* **THE TASK**
Below is a listing. Gather each line of it that contains "East".
--- Start DATA TO USE ---
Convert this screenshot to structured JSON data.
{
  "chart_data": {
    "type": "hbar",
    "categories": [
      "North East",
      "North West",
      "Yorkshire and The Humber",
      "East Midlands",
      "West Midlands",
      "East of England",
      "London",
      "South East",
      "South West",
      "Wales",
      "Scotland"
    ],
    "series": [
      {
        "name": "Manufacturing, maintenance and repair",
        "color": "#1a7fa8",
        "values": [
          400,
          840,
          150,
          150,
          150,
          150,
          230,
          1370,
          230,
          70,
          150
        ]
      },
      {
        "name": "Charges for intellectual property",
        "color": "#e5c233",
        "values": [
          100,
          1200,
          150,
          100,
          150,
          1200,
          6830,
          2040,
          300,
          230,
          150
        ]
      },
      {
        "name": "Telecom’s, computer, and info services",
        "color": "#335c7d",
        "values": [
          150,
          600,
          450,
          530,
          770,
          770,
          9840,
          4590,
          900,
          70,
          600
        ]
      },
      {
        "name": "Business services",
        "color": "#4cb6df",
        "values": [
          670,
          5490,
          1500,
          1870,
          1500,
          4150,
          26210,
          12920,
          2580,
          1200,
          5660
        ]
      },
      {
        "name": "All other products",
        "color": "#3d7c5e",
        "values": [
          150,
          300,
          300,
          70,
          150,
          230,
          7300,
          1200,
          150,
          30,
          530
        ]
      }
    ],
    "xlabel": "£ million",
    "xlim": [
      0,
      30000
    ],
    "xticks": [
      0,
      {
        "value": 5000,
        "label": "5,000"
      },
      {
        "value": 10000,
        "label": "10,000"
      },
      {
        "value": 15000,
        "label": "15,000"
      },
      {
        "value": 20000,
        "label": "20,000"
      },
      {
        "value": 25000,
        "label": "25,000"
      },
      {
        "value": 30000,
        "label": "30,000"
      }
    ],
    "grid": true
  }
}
--- End DATA TO USE ---
* **WRITTEN RESPONSE**
      "North East",
      "East Midlands",
      "East of England",
      "South East",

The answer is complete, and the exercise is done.